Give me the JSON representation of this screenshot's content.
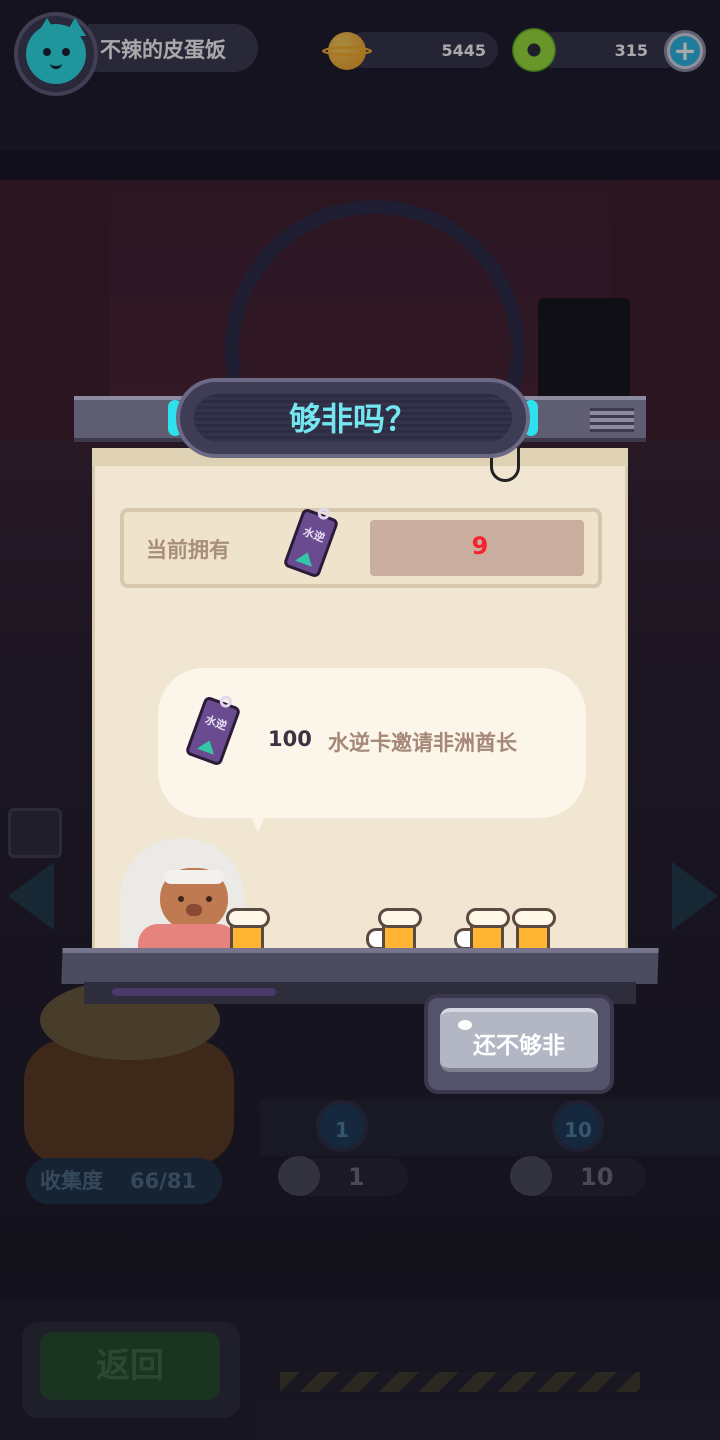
{
  "player": {
    "name": "不辣的皮蛋饭",
    "avatar_icon": "cat-avatar-icon"
  },
  "currencies": {
    "coins": {
      "icon": "planet-coin-icon",
      "value": "5445"
    },
    "donuts": {
      "icon": "donut-icon",
      "value": "315"
    }
  },
  "dialog": {
    "title": "够非吗？",
    "owned_label": "当前拥有",
    "owned_value": "9",
    "card_text": "水逆",
    "offer_count": "100",
    "offer_text": "水逆卡邀请非洲酋长",
    "button_label": "还不够非"
  },
  "background": {
    "draw_buttons": [
      {
        "label": "1"
      },
      {
        "label": "10"
      }
    ],
    "draw_costs": [
      {
        "value": "1"
      },
      {
        "value": "10"
      }
    ],
    "collection_label": "收集度",
    "collection_value": "66/81",
    "back_label": "返回"
  },
  "colors": {
    "owned_value": "#f5222d",
    "title": "#73e6f0",
    "accent_cyan": "#2ee1ec",
    "paper": "#f0e6d1"
  }
}
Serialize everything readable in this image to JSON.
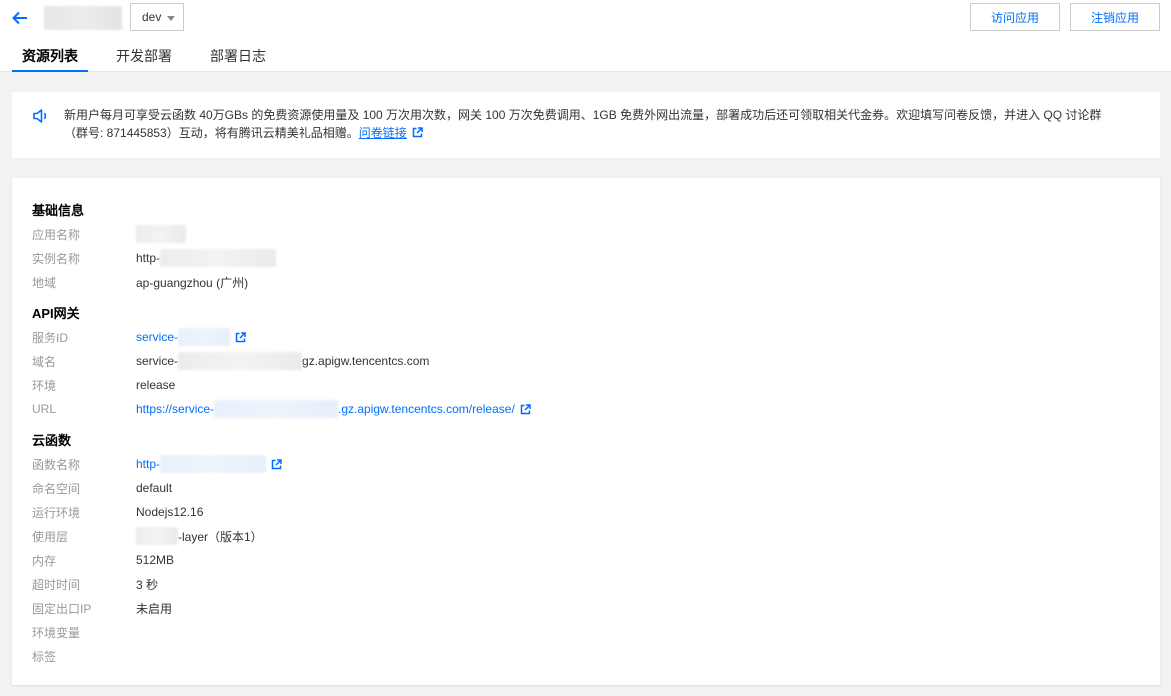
{
  "header": {
    "env_selected": "dev",
    "visit_label": "访问应用",
    "unregister_label": "注销应用"
  },
  "tabs": [
    {
      "label": "资源列表",
      "active": true
    },
    {
      "label": "开发部署",
      "active": false
    },
    {
      "label": "部署日志",
      "active": false
    }
  ],
  "notice": {
    "line1": "新用户每月可享受云函数 40万GBs 的免费资源使用量及 100 万次用次数，网关 100 万次免费调用、1GB 免费外网出流量，部署成功后还可领取相关代金券。欢迎填写问卷反馈，并进入 QQ 讨论群",
    "line2": "（群号: 871445853）互动，将有腾讯云精美礼品相赠。",
    "link": "问卷链接"
  },
  "basic": {
    "title": "基础信息",
    "app_name_label": "应用名称",
    "instance_label": "实例名称",
    "instance_value": "http-",
    "region_label": "地域",
    "region_value": "ap-guangzhou (广州)"
  },
  "api": {
    "title": "API网关",
    "service_id_label": "服务ID",
    "service_id_value": "service-",
    "domain_label": "域名",
    "domain_prefix": "service-",
    "domain_suffix": "gz.apigw.tencentcs.com",
    "env_label": "环境",
    "env_value": "release",
    "url_label": "URL",
    "url_prefix": "https://service-",
    "url_suffix": ".gz.apigw.tencentcs.com/release/"
  },
  "scf": {
    "title": "云函数",
    "func_name_label": "函数名称",
    "func_name_value": "http-",
    "namespace_label": "命名空间",
    "namespace_value": "default",
    "runtime_label": "运行环境",
    "runtime_value": "Nodejs12.16",
    "layer_label": "使用层",
    "layer_value": "-layer（版本1）",
    "memory_label": "内存",
    "memory_value": "512MB",
    "timeout_label": "超时时间",
    "timeout_value": "3 秒",
    "fixed_ip_label": "固定出口IP",
    "fixed_ip_value": "未启用",
    "env_vars_label": "环境变量",
    "tags_label": "标签"
  },
  "colors": {
    "accent": "#006eff",
    "label": "#999999",
    "background": "#f2f2f2"
  }
}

########

Extract every line above containing the word "apigw".

# Response to this task:
    "domain_suffix": "gz.apigw.tencentcs.com",
    "url_suffix": ".gz.apigw.tencentcs.com/release/"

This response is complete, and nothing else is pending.